Requirements:
Copy the material that follows word for word and omit its pictures.
┄┄┄┄┄┄┄┄┄┄┄┄┄┄┄┄┄┄┄┄
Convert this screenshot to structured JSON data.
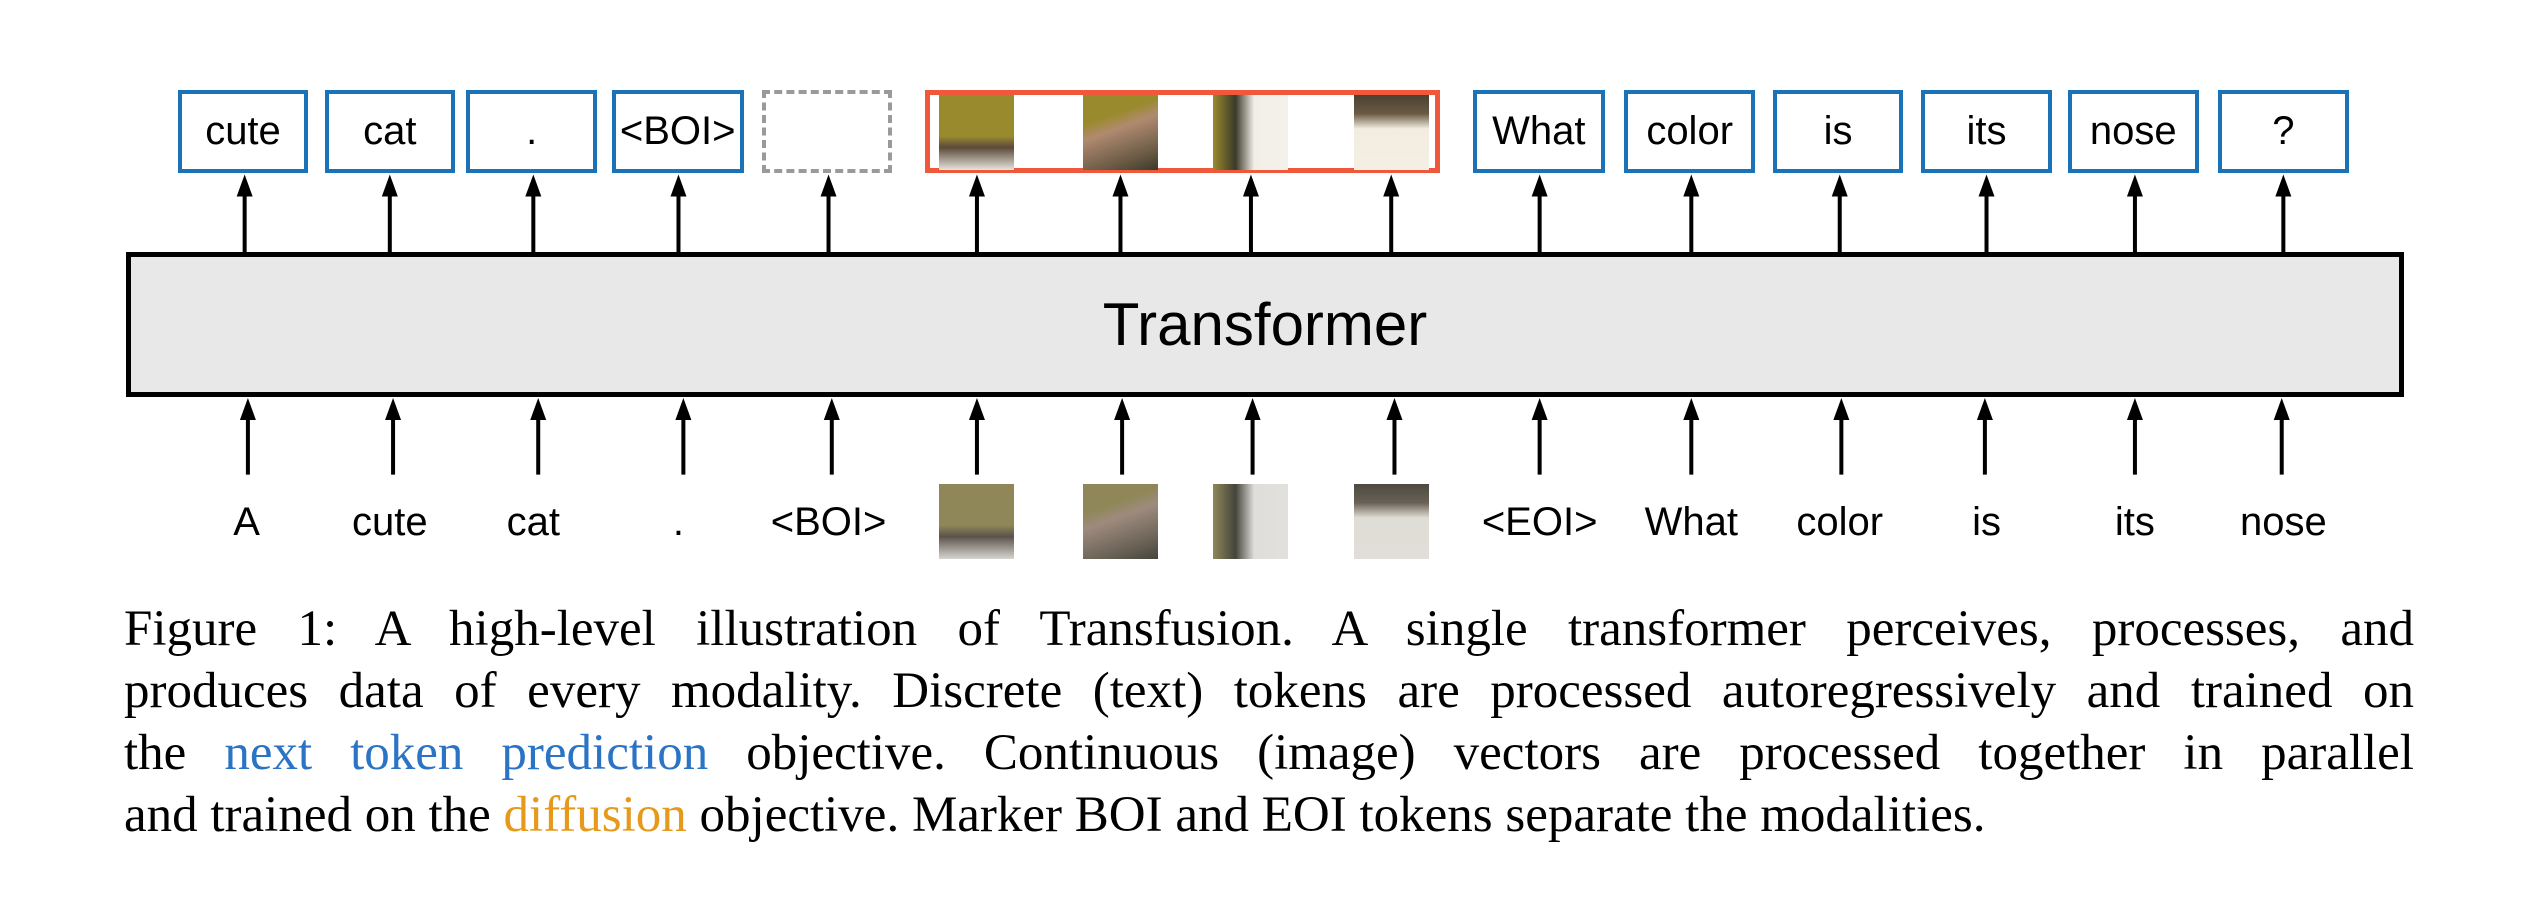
{
  "figure": {
    "transformer_label": "Transformer",
    "output_tokens": [
      {
        "type": "text",
        "label": "cute"
      },
      {
        "type": "text",
        "label": "cat"
      },
      {
        "type": "text",
        "label": "."
      },
      {
        "type": "text",
        "label": "<BOI>"
      },
      {
        "type": "empty",
        "label": ""
      },
      {
        "type": "image",
        "label": "clean image patch 1"
      },
      {
        "type": "image",
        "label": "clean image patch 2"
      },
      {
        "type": "image",
        "label": "clean image patch 3"
      },
      {
        "type": "image",
        "label": "clean image patch 4"
      },
      {
        "type": "text",
        "label": "What"
      },
      {
        "type": "text",
        "label": "color"
      },
      {
        "type": "text",
        "label": "is"
      },
      {
        "type": "text",
        "label": "its"
      },
      {
        "type": "text",
        "label": "nose"
      },
      {
        "type": "text",
        "label": "?"
      }
    ],
    "input_tokens": [
      {
        "type": "text",
        "label": "A"
      },
      {
        "type": "text",
        "label": "cute"
      },
      {
        "type": "text",
        "label": "cat"
      },
      {
        "type": "text",
        "label": "."
      },
      {
        "type": "text",
        "label": "<BOI>"
      },
      {
        "type": "image",
        "label": "noisy image patch 1"
      },
      {
        "type": "image",
        "label": "noisy image patch 2"
      },
      {
        "type": "image",
        "label": "noisy image patch 3"
      },
      {
        "type": "image",
        "label": "noisy image patch 4"
      },
      {
        "type": "text",
        "label": "<EOI>"
      },
      {
        "type": "text",
        "label": "What"
      },
      {
        "type": "text",
        "label": "color"
      },
      {
        "type": "text",
        "label": "is"
      },
      {
        "type": "text",
        "label": "its"
      },
      {
        "type": "text",
        "label": "nose"
      }
    ],
    "colors": {
      "text_token_border": "#1a73b8",
      "image_group_border": "#f0583c",
      "empty_token_border": "#9a9a9a",
      "transformer_fill": "#e8e8e8",
      "next_token_prediction": "#2b73c4",
      "diffusion": "#e59a1c"
    }
  },
  "caption": {
    "lines": [
      [
        {
          "text": "Figure 1: A high-level illustration of Transfusion.  A single transformer perceives, processes, and"
        }
      ],
      [
        {
          "text": "produces data of every modality. Discrete (text) tokens are processed autoregressively and trained on"
        }
      ],
      [
        {
          "text": "the "
        },
        {
          "text": "next token prediction",
          "color": "#2b73c4"
        },
        {
          "text": " objective. Continuous (image) vectors are processed together in parallel"
        }
      ],
      [
        {
          "text": "and trained on the "
        },
        {
          "text": "diffusion",
          "color": "#e59a1c"
        },
        {
          "text": " objective. Marker BOI and EOI tokens separate the modalities."
        }
      ]
    ]
  }
}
┄┄┄┄┄┄┄┄┄┄┄┄┄┄┄┄┄┄┄┄
Reply:
Convert this screenshot to structured JSON data.
{
  "figure": {
    "transformer_label": "Transformer",
    "output_tokens": [
      {
        "type": "text",
        "label": "cute"
      },
      {
        "type": "text",
        "label": "cat"
      },
      {
        "type": "text",
        "label": "."
      },
      {
        "type": "text",
        "label": "<BOI>"
      },
      {
        "type": "empty",
        "label": ""
      },
      {
        "type": "image",
        "label": "clean image patch 1"
      },
      {
        "type": "image",
        "label": "clean image patch 2"
      },
      {
        "type": "image",
        "label": "clean image patch 3"
      },
      {
        "type": "image",
        "label": "clean image patch 4"
      },
      {
        "type": "text",
        "label": "What"
      },
      {
        "type": "text",
        "label": "color"
      },
      {
        "type": "text",
        "label": "is"
      },
      {
        "type": "text",
        "label": "its"
      },
      {
        "type": "text",
        "label": "nose"
      },
      {
        "type": "text",
        "label": "?"
      }
    ],
    "input_tokens": [
      {
        "type": "text",
        "label": "A"
      },
      {
        "type": "text",
        "label": "cute"
      },
      {
        "type": "text",
        "label": "cat"
      },
      {
        "type": "text",
        "label": "."
      },
      {
        "type": "text",
        "label": "<BOI>"
      },
      {
        "type": "image",
        "label": "noisy image patch 1"
      },
      {
        "type": "image",
        "label": "noisy image patch 2"
      },
      {
        "type": "image",
        "label": "noisy image patch 3"
      },
      {
        "type": "image",
        "label": "noisy image patch 4"
      },
      {
        "type": "text",
        "label": "<EOI>"
      },
      {
        "type": "text",
        "label": "What"
      },
      {
        "type": "text",
        "label": "color"
      },
      {
        "type": "text",
        "label": "is"
      },
      {
        "type": "text",
        "label": "its"
      },
      {
        "type": "text",
        "label": "nose"
      }
    ],
    "colors": {
      "text_token_border": "#1a73b8",
      "image_group_border": "#f0583c",
      "empty_token_border": "#9a9a9a",
      "transformer_fill": "#e8e8e8",
      "next_token_prediction": "#2b73c4",
      "diffusion": "#e59a1c"
    }
  },
  "caption": {
    "lines": [
      [
        {
          "text": "Figure 1: A high-level illustration of Transfusion.  A single transformer perceives, processes, and"
        }
      ],
      [
        {
          "text": "produces data of every modality. Discrete (text) tokens are processed autoregressively and trained on"
        }
      ],
      [
        {
          "text": "the "
        },
        {
          "text": "next token prediction",
          "color": "#2b73c4"
        },
        {
          "text": " objective. Continuous (image) vectors are processed together in parallel"
        }
      ],
      [
        {
          "text": "and trained on the "
        },
        {
          "text": "diffusion",
          "color": "#e59a1c"
        },
        {
          "text": " objective. Marker BOI and EOI tokens separate the modalities."
        }
      ]
    ]
  }
}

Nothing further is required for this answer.